### [Aim]
Take every line that has the string "icon" and copy it out.

Records from a collection:
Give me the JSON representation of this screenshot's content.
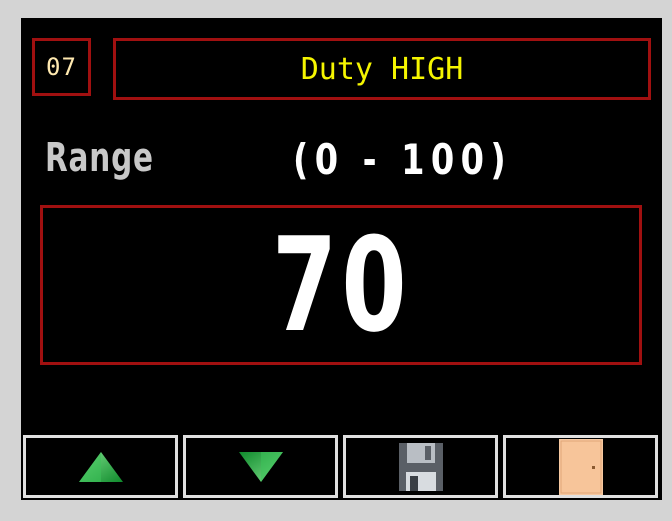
{
  "header": {
    "code": "07",
    "title": "Duty HIGH"
  },
  "range": {
    "label": "Range",
    "text": "(0 - 100)"
  },
  "value": {
    "current": "70"
  },
  "buttons": [
    {
      "name": "up",
      "icon": "arrow-up-icon"
    },
    {
      "name": "down",
      "icon": "arrow-down-icon"
    },
    {
      "name": "save",
      "icon": "floppy-disk-icon"
    },
    {
      "name": "exit",
      "icon": "door-icon"
    }
  ],
  "colors": {
    "screen_bg": "#000000",
    "frame_bg": "#d4d4d4",
    "border_red": "#a01010",
    "title_yellow": "#f5f500",
    "code_text": "#ffe9b0",
    "arrow_green": "#22b04a"
  }
}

### [Written response]
      "icon": "arrow-up-icon"
      "icon": "arrow-down-icon"
      "icon": "floppy-disk-icon"
      "icon": "door-icon"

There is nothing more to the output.